Problem statement ->
Collect the lines of the entries where "Triggersignal" shows up.

:: Record set ::

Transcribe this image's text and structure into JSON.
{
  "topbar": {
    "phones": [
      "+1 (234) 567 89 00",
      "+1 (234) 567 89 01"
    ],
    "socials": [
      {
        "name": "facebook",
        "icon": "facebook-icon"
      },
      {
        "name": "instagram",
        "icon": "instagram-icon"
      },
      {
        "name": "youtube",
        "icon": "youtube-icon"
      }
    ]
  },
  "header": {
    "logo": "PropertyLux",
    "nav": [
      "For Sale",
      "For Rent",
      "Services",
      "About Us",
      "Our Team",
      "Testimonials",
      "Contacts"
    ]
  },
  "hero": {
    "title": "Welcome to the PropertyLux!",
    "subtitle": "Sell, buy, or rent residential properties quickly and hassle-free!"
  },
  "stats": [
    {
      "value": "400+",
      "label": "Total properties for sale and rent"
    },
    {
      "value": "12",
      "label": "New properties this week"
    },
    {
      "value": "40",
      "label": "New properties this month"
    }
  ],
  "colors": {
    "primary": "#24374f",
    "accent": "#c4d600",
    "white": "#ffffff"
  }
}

:::
:: Record set ::

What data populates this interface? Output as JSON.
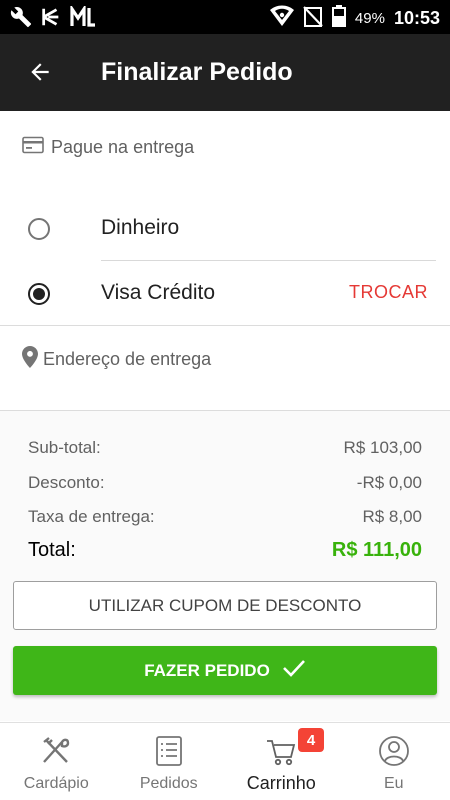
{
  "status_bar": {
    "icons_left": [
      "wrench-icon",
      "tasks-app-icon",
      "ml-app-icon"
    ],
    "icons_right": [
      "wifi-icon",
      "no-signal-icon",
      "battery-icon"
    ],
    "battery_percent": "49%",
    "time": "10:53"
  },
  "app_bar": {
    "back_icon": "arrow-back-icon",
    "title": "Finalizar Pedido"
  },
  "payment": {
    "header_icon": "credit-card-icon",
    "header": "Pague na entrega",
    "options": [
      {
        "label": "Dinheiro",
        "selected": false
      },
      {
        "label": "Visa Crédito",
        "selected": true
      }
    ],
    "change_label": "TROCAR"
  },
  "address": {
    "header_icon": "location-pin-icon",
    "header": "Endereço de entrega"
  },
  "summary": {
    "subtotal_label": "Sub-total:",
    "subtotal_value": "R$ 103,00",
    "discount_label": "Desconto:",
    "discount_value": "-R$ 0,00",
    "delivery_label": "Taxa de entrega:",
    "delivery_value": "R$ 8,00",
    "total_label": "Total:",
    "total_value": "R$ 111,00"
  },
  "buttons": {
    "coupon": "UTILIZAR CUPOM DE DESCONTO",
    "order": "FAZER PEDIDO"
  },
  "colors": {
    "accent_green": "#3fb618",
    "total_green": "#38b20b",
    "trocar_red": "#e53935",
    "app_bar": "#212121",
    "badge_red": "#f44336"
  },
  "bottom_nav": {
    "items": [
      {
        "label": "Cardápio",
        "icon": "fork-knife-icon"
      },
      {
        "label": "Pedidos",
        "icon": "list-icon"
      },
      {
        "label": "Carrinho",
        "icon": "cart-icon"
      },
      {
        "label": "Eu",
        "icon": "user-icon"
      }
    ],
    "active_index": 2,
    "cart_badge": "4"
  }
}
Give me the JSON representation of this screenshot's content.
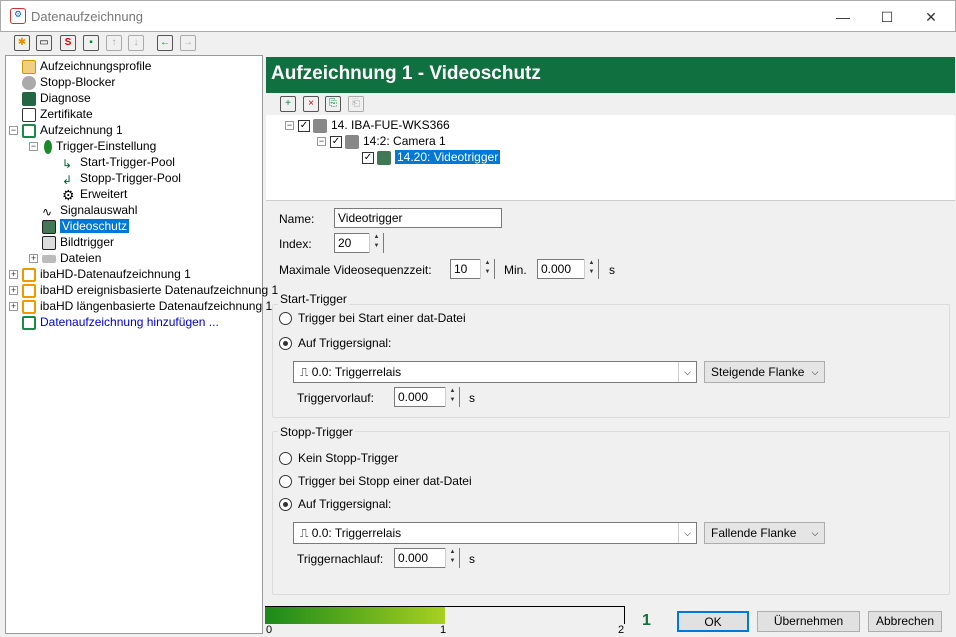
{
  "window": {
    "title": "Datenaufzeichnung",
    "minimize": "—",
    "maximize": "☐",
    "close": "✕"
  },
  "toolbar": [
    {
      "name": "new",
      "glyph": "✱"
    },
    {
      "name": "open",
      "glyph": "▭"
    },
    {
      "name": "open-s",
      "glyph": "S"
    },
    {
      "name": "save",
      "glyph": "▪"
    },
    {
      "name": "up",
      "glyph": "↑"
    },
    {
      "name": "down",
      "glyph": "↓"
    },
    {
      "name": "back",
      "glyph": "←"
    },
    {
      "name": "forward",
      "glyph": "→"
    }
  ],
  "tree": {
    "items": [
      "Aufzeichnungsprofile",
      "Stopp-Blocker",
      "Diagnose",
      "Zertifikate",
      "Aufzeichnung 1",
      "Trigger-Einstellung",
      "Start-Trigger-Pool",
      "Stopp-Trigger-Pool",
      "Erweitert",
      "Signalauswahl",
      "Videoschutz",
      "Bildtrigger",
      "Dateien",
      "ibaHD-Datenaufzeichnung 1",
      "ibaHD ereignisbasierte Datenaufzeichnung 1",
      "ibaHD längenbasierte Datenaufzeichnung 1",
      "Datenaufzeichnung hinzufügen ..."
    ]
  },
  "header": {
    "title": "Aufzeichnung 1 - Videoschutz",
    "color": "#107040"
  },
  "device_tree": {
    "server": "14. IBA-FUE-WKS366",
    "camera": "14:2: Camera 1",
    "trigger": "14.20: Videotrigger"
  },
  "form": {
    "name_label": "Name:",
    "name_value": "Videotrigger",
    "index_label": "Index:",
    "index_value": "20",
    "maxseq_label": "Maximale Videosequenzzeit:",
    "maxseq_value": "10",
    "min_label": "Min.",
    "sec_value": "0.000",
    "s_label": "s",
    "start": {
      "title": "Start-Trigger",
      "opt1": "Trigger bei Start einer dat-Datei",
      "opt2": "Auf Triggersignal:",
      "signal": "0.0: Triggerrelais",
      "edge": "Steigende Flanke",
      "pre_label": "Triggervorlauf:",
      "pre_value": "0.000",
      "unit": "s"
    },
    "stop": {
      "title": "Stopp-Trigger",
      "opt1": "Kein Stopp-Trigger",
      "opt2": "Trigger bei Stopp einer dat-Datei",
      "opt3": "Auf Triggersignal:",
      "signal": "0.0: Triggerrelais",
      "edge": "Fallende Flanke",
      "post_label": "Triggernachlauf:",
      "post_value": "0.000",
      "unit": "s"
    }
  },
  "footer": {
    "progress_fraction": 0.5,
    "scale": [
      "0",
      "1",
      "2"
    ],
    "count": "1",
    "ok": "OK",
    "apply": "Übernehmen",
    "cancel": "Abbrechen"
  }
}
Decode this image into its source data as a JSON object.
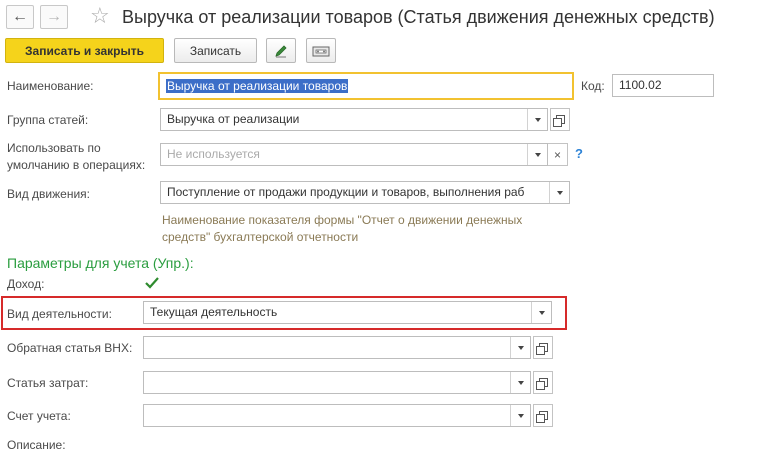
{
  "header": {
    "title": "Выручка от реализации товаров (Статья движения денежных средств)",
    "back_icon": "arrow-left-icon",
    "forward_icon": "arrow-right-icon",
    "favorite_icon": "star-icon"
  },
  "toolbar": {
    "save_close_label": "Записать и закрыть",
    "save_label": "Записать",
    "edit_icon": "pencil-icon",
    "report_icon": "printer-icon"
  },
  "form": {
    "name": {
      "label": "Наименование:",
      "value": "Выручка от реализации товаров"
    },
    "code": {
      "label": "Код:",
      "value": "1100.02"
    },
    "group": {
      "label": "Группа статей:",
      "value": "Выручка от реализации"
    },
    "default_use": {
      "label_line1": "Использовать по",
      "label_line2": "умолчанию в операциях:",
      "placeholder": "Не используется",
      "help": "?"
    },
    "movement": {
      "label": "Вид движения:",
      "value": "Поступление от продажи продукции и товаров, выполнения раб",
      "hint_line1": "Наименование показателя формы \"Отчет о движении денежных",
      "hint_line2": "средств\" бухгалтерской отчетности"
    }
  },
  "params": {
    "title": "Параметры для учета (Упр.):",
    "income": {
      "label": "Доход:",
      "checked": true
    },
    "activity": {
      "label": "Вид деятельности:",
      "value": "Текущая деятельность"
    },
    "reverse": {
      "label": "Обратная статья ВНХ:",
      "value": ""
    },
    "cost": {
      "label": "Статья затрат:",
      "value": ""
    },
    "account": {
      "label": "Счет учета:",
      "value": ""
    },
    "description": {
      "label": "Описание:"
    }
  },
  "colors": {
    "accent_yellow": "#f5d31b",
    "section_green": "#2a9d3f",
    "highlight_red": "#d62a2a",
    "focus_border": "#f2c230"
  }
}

:::

Final result ->
      "opt2": "Auf Triggersignal:",
      "opt3": "Auf Triggersignal:",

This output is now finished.